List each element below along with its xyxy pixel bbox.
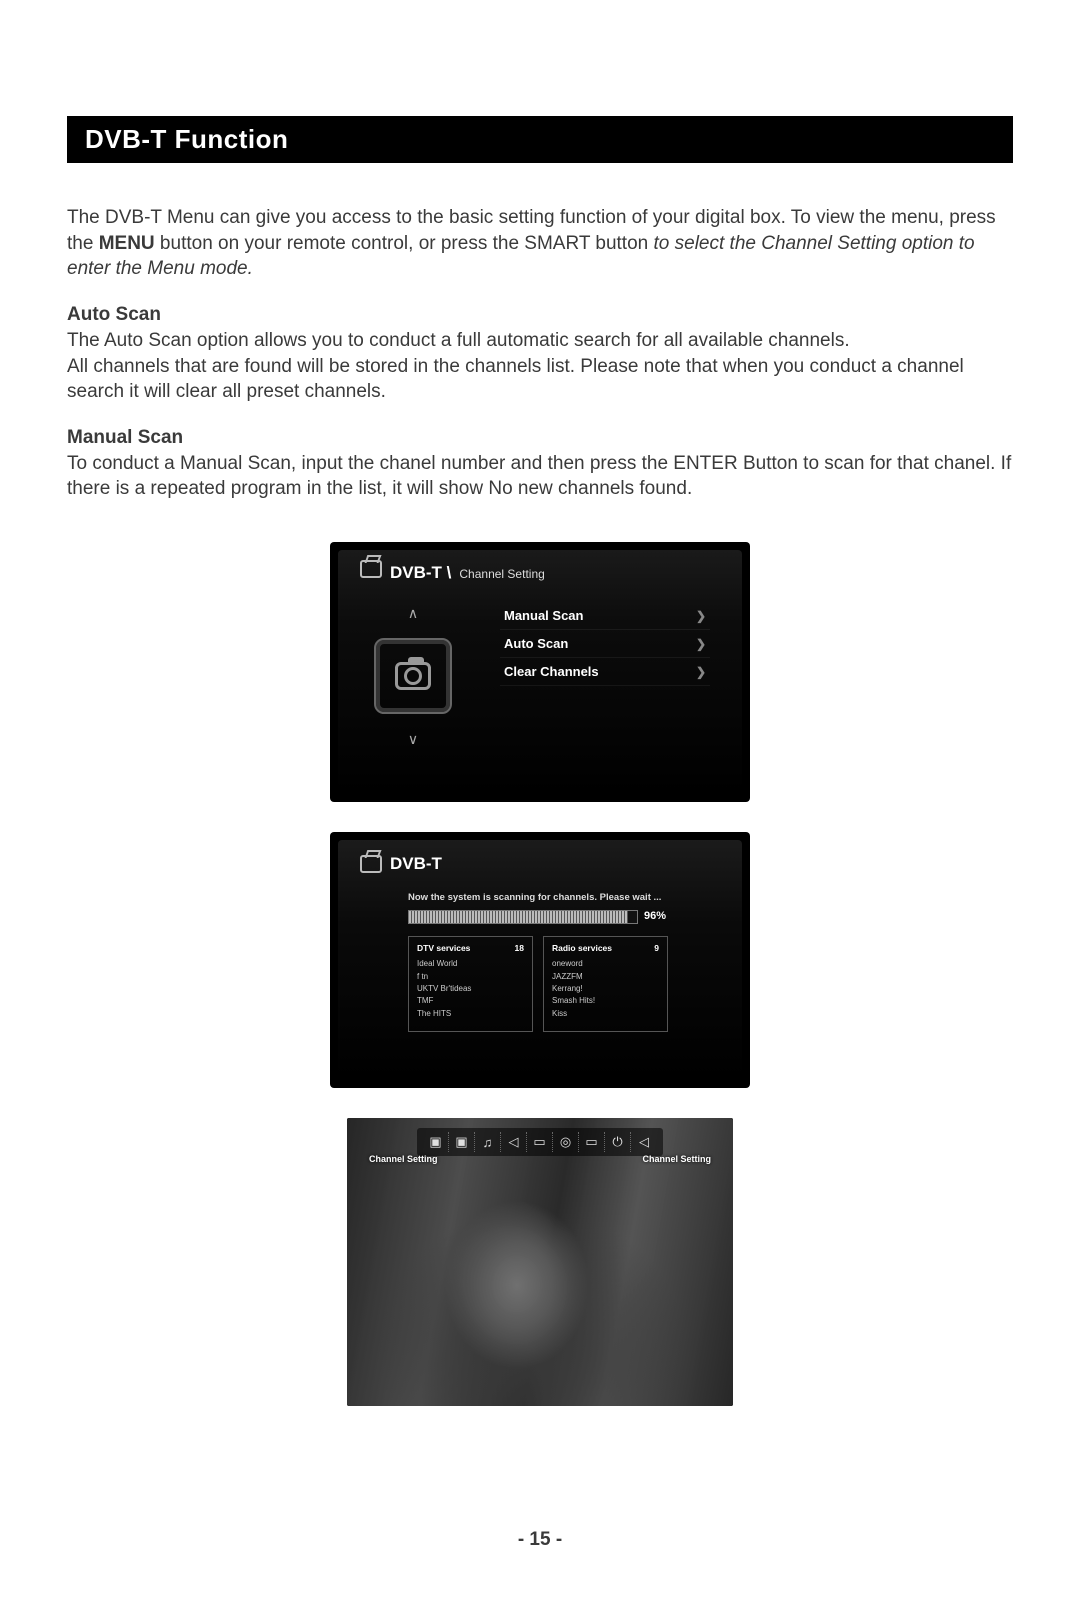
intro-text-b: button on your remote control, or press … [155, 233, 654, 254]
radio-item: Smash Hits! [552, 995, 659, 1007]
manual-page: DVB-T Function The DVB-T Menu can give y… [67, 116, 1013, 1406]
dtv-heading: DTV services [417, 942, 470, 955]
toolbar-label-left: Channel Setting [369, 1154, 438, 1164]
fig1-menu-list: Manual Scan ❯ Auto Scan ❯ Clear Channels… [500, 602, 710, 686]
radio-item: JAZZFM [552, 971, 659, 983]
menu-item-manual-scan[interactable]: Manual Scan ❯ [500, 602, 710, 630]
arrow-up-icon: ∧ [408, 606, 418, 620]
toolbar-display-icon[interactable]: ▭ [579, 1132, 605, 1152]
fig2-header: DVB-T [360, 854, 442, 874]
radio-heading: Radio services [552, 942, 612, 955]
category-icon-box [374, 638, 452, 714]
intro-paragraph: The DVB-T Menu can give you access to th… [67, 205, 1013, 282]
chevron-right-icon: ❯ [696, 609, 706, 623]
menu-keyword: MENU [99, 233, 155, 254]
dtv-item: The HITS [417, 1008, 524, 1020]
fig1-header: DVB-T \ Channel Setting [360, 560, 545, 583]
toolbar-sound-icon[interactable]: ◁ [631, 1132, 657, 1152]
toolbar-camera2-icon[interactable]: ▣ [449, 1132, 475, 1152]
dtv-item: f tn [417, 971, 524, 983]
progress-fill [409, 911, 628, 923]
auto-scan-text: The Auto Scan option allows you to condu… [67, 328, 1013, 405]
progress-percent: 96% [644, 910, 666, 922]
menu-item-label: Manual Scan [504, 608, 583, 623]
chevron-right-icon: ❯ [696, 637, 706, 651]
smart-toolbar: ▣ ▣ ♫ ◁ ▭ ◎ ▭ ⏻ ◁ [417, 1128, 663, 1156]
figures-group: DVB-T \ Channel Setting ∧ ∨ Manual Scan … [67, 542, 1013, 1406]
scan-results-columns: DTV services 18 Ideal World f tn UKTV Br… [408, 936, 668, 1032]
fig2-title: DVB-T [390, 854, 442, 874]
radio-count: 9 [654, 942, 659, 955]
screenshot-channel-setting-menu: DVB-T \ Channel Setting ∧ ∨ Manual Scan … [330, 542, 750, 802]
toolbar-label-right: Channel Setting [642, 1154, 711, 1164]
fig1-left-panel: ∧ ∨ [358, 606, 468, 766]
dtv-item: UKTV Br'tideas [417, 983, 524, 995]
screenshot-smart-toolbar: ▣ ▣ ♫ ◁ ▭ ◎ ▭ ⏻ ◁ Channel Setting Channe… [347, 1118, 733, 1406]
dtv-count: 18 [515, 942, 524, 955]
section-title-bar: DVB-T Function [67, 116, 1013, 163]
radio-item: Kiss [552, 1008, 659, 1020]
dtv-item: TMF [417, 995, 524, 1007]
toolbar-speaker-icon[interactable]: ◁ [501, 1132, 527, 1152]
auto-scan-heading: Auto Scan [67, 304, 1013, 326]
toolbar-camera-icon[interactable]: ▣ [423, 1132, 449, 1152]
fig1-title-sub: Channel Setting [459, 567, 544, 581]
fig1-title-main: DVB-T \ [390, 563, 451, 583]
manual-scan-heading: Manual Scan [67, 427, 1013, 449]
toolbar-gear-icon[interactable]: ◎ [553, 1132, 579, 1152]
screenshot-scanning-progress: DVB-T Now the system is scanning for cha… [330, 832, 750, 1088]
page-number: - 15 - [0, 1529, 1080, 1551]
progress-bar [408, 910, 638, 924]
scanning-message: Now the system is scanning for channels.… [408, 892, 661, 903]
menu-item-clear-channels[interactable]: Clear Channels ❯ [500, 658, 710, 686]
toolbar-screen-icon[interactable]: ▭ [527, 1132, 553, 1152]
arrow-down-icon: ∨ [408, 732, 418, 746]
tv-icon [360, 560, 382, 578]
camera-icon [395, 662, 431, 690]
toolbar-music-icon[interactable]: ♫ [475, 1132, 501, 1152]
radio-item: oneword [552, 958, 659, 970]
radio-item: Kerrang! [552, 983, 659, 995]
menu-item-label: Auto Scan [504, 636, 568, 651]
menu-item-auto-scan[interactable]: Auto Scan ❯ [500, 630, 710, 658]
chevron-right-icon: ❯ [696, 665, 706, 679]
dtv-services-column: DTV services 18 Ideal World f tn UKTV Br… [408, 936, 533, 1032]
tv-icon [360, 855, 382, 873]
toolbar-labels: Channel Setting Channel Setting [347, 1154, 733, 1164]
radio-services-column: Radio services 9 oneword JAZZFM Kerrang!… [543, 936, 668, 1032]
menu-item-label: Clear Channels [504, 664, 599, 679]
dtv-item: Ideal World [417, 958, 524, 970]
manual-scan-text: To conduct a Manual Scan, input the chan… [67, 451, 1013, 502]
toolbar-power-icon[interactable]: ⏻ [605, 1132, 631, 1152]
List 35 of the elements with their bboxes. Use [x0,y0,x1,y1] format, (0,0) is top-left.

::::

## TASK DIRECTIONS
Turn every line of the data above into a numbered list, skipping blank lines and leaving out the pictures.

## RESPONSE TO THIS TASK
1. List each element below along with its xyxy pixel bbox.
2. intro-text-b: button on your remote control, or press … [155, 233, 654, 254]
3. radio-item: Smash Hits! [552, 995, 659, 1007]
4. manual-page: DVB-T Function The DVB-T Menu can give y… [67, 116, 1013, 1406]
5. dtv-heading: DTV services [417, 942, 470, 955]
6. toolbar-label-left: Channel Setting [369, 1154, 438, 1164]
7. fig1-menu-list: Manual Scan ❯ Auto Scan ❯ Clear Channels… [500, 602, 710, 686]
8. radio-item: JAZZFM [552, 971, 659, 983]
9. menu-item-manual-scan[interactable]: Manual Scan ❯ [500, 602, 710, 630]
10. arrow-up-icon: ∧ [408, 606, 418, 620]
11. toolbar-display-icon[interactable]: ▭ [579, 1132, 605, 1152]
12. fig2-header: DVB-T [360, 854, 442, 874]
13. radio-heading: Radio services [552, 942, 612, 955]
14. category-icon-box [374, 638, 452, 714]
15. intro-paragraph: The DVB-T Menu can give you access to th… [67, 205, 1013, 282]
16. chevron-right-icon: ❯ [696, 609, 706, 623]
17. menu-keyword: MENU [99, 233, 155, 254]
18. dtv-item: The HITS [417, 1008, 524, 1020]
19. fig1-header: DVB-T \ Channel Setting [360, 560, 545, 583]
20. toolbar-sound-icon[interactable]: ◁ [631, 1132, 657, 1152]
21. toolbar-camera2-icon[interactable]: ▣ [449, 1132, 475, 1152]
22. dtv-item: f tn [417, 971, 524, 983]
23. progress-fill [409, 911, 628, 923]
24. auto-scan-text: The Auto Scan option allows you to condu… [67, 328, 1013, 405]
25. progress-percent: 96% [644, 910, 666, 922]
26. menu-item-label: Manual Scan [504, 608, 583, 623]
27. chevron-right-icon: ❯ [696, 637, 706, 651]
28. smart-toolbar: ▣ ▣ ♫ ◁ ▭ ◎ ▭ ⏻ ◁ [417, 1128, 663, 1156]
29. figures-group: DVB-T \ Channel Setting ∧ ∨ Manual Scan … [67, 542, 1013, 1406]
30. scan-results-columns: DTV services 18 Ideal World f tn UKTV Br… [408, 936, 668, 1032]
31. fig2-title: DVB-T [390, 854, 442, 874]
32. radio-count: 9 [654, 942, 659, 955]
33. screenshot-channel-setting-menu: DVB-T \ Channel Setting ∧ ∨ Manual Scan … [330, 542, 750, 802]
34. toolbar-label-right: Channel Setting [642, 1154, 711, 1164]
35. fig1-left-panel: ∧ ∨ [358, 606, 468, 766]
36. dtv-item: UKTV Br'tideas [417, 983, 524, 995]
37. screenshot-smart-toolbar: ▣ ▣ ♫ ◁ ▭ ◎ ▭ ⏻ ◁ Channel Setting Channe… [347, 1118, 733, 1406]
38. dtv-count: 18 [515, 942, 524, 955]
39. section-title-bar: DVB-T Function [67, 116, 1013, 163]
40. radio-item: Kiss [552, 1008, 659, 1020]
41. dtv-item: TMF [417, 995, 524, 1007]
42. toolbar-speaker-icon[interactable]: ◁ [501, 1132, 527, 1152]
43. auto-scan-heading: Auto Scan [67, 304, 1013, 326]
44. toolbar-camera-icon[interactable]: ▣ [423, 1132, 449, 1152]
45. fig1-title-sub: Channel Setting [459, 567, 544, 581]
46. fig1-title-main: DVB-T \ [390, 563, 451, 583]
47. manual-scan-heading: Manual Scan [67, 427, 1013, 449]
48. toolbar-gear-icon[interactable]: ◎ [553, 1132, 579, 1152]
49. screenshot-scanning-progress: DVB-T Now the system is scanning for cha… [330, 832, 750, 1088]
50. page-number: - 15 - [0, 1529, 1080, 1551]
51. progress-bar [408, 910, 638, 924]
52. scanning-message: Now the system is scanning for channels.… [408, 892, 661, 903]
53. menu-item-clear-channels[interactable]: Clear Channels ❯ [500, 658, 710, 686]
54. toolbar-screen-icon[interactable]: ▭ [527, 1132, 553, 1152]
55. arrow-down-icon: ∨ [408, 732, 418, 746]
56. tv-icon [360, 560, 382, 578]
57. camera-icon [395, 662, 431, 690]
58. toolbar-music-icon[interactable]: ♫ [475, 1132, 501, 1152]
59. radio-item: oneword [552, 958, 659, 970]
60. radio-item: Kerrang! [552, 983, 659, 995]
61. menu-item-label: Auto Scan [504, 636, 568, 651]
62. menu-item-auto-scan[interactable]: Auto Scan ❯ [500, 630, 710, 658]
63. chevron-right-icon: ❯ [696, 665, 706, 679]
64. dtv-services-column: DTV services 18 Ideal World f tn UKTV Br… [408, 936, 533, 1032]
65. tv-icon [360, 855, 382, 873]
66. toolbar-labels: Channel Setting Channel Setting [347, 1154, 733, 1164]
67. radio-services-column: Radio services 9 oneword JAZZFM Kerrang!… [543, 936, 668, 1032]
68. menu-item-label: Clear Channels [504, 664, 599, 679]
69. dtv-item: Ideal World [417, 958, 524, 970]
70. manual-scan-text: To conduct a Manual Scan, input the chan… [67, 451, 1013, 502]
71. toolbar-power-icon[interactable]: ⏻ [605, 1132, 631, 1152]
72. List 35 of the elements with their bboxes. Use [x0,y0,x1,y1] format, (0,0) is top-left.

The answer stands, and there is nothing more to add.